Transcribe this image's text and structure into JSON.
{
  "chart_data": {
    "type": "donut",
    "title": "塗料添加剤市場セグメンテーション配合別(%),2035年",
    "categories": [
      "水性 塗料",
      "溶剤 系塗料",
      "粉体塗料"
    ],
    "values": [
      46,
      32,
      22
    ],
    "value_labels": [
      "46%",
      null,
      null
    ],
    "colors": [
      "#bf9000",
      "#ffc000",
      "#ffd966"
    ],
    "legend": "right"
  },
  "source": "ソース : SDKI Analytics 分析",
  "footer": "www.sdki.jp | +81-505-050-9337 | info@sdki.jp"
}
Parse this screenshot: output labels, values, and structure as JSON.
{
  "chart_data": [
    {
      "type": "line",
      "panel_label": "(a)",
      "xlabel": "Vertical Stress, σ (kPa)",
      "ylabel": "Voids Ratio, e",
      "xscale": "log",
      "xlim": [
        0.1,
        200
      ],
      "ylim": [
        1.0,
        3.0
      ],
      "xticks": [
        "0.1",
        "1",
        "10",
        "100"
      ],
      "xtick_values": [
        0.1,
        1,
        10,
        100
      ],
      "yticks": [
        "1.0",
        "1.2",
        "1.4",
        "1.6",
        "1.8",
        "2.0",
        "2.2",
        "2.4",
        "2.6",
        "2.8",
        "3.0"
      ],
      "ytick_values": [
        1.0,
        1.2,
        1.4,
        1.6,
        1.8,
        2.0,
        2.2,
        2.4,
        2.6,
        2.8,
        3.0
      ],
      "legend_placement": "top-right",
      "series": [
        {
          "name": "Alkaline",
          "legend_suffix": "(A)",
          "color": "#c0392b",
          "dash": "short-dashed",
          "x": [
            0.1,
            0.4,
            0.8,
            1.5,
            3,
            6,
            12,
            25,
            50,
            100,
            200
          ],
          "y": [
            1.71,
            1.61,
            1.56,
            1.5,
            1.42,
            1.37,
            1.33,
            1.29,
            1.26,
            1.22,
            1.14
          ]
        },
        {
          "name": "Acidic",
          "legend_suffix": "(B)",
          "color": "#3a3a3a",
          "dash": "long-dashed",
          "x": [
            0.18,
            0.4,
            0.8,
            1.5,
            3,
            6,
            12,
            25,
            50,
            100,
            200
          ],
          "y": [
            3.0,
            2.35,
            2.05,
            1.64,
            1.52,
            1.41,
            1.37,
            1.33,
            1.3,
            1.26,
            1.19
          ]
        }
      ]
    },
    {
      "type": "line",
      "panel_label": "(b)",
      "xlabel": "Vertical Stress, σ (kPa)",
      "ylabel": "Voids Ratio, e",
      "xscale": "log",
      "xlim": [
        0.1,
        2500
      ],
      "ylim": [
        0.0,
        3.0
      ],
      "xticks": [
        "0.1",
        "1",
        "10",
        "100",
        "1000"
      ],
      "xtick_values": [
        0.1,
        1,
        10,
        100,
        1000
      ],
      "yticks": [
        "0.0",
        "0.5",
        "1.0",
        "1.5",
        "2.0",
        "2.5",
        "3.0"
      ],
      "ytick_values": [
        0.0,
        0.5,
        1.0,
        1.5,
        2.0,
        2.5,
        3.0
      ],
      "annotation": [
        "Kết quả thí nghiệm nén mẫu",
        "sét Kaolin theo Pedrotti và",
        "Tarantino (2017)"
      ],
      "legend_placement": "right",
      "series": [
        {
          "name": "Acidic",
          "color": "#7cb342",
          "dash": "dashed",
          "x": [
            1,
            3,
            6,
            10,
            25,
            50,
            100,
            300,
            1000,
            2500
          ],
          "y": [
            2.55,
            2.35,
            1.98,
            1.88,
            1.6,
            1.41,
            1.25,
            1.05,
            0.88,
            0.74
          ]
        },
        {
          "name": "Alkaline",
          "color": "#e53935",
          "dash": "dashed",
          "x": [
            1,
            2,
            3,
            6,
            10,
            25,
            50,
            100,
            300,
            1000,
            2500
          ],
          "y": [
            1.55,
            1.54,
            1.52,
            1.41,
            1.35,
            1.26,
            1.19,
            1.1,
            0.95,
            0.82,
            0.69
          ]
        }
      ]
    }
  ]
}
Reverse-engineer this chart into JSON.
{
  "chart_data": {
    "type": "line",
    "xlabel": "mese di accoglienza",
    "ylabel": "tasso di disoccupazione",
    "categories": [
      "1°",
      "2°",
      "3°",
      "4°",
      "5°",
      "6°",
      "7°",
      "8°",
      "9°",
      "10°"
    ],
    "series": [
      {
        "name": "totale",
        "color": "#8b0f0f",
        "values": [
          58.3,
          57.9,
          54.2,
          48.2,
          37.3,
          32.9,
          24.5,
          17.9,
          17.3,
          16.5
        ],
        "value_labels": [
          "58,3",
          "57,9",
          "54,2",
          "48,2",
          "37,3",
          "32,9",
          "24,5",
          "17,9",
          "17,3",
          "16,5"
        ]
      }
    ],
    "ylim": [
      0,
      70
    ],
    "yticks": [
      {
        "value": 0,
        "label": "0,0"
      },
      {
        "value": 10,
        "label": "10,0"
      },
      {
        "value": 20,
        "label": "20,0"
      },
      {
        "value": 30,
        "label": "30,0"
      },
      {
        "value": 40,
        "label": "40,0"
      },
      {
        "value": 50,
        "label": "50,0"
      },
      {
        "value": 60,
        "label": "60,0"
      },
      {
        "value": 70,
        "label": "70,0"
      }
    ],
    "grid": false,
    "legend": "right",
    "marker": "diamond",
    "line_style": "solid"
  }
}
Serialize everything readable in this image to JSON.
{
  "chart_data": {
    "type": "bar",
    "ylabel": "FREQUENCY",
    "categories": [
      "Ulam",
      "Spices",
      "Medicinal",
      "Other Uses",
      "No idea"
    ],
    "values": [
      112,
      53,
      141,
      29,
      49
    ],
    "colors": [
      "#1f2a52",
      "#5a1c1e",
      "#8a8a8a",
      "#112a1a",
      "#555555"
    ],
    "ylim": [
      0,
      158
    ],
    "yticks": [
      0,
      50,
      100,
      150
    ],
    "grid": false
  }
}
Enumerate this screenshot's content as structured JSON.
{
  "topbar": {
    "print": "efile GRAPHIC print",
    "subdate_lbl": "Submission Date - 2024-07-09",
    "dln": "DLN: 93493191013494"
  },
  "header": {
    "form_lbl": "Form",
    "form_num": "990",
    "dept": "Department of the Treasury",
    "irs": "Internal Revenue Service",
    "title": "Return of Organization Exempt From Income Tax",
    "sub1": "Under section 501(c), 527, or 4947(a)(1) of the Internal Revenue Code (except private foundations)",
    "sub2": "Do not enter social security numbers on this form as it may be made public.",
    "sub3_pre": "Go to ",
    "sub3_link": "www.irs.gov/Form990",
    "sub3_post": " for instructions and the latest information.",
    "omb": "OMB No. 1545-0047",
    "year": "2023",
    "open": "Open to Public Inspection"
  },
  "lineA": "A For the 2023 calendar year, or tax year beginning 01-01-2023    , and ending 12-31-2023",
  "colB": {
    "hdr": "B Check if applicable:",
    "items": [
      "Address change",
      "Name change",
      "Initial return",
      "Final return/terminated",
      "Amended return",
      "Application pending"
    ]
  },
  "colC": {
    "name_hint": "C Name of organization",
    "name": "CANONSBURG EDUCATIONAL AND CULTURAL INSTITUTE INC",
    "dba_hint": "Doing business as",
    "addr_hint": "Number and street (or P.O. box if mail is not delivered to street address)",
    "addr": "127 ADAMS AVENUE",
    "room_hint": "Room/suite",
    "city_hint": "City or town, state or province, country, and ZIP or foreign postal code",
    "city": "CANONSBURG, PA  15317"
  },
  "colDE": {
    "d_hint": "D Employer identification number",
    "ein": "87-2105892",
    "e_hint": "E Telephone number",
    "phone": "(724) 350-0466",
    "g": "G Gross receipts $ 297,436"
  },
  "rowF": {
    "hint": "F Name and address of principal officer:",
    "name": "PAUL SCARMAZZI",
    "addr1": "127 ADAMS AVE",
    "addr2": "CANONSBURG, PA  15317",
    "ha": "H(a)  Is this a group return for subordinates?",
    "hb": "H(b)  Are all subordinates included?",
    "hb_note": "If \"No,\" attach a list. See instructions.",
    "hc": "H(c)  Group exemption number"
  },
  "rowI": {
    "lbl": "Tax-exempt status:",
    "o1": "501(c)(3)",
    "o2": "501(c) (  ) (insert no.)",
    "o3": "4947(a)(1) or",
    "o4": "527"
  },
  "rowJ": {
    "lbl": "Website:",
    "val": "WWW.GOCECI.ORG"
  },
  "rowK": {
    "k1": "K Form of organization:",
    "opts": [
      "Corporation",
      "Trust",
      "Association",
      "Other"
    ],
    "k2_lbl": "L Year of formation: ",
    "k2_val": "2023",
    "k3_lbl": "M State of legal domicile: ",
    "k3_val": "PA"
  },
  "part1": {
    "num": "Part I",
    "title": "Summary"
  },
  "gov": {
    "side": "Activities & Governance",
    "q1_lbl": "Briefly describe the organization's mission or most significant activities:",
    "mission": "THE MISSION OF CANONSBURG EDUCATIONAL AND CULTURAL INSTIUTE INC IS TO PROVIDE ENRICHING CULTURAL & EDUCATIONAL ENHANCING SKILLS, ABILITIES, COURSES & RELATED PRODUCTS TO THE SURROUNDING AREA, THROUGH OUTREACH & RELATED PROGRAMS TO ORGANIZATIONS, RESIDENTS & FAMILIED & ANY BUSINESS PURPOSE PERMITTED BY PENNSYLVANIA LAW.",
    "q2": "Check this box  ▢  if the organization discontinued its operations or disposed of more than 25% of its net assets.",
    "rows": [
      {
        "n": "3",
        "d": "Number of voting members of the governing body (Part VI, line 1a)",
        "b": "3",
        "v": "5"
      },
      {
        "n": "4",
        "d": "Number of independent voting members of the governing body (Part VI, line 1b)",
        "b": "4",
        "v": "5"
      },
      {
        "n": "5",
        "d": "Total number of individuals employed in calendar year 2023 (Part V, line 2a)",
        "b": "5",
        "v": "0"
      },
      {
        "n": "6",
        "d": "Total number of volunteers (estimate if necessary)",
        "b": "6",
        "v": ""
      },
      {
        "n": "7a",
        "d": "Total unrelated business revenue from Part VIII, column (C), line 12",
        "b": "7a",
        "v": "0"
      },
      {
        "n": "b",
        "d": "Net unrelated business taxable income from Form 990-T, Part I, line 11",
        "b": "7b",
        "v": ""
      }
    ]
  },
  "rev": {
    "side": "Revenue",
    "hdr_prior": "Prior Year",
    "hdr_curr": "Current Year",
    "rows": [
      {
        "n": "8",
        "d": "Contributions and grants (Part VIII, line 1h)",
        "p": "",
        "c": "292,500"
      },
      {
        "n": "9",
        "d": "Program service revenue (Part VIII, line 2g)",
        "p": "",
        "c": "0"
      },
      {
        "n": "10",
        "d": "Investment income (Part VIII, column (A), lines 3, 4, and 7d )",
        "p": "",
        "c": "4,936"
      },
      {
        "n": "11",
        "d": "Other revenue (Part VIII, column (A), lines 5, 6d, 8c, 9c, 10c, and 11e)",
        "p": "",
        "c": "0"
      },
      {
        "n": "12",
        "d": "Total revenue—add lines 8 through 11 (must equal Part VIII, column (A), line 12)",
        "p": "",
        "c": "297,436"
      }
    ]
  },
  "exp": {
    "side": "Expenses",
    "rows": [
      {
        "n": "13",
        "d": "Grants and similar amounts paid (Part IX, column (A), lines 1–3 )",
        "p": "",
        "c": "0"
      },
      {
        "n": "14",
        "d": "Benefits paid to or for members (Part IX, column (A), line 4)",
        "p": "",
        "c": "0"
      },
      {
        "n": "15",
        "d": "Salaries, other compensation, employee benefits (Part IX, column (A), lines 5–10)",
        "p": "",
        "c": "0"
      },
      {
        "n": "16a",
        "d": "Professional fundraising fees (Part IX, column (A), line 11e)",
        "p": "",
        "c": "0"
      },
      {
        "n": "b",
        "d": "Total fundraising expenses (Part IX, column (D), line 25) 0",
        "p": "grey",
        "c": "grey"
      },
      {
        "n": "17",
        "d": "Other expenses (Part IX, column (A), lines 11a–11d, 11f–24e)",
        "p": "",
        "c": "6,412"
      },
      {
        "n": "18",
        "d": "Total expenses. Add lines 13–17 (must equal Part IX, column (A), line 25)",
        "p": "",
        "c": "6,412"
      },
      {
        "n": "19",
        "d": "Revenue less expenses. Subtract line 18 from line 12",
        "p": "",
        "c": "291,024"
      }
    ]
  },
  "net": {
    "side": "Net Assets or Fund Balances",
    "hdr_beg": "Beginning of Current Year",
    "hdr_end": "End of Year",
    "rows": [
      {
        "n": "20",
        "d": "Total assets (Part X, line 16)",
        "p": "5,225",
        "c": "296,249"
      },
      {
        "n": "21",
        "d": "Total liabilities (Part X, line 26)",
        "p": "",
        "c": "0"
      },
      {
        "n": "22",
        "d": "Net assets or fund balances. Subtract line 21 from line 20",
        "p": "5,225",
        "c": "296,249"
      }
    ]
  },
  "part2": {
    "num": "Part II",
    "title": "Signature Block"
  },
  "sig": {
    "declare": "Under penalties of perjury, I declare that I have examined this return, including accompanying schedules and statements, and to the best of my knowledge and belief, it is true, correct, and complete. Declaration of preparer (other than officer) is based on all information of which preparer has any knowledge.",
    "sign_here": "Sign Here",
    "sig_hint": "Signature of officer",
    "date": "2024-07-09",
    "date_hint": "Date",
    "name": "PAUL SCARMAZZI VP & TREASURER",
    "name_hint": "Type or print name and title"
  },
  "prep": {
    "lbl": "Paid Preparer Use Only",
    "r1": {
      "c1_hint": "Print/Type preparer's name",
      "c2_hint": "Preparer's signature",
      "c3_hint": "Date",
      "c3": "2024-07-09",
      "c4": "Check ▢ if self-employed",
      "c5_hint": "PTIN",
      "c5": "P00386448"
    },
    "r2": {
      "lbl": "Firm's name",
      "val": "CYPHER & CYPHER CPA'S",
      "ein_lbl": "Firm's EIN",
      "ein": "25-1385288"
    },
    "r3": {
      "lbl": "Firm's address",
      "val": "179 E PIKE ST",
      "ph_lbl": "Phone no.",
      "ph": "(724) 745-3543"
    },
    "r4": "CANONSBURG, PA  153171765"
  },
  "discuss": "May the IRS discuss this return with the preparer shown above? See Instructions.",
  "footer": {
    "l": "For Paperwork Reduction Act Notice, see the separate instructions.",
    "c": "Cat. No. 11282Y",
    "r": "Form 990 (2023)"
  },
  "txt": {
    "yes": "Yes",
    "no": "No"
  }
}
■ ■ ■ ■ ■ ■ ■
[Exercise instructions] Read through the entries and copy each line in which "Firm" appears.

[Response to the exercise]
      "lbl": "Firm's name",
      "ein_lbl": "Firm's EIN",
      "lbl": "Firm's address",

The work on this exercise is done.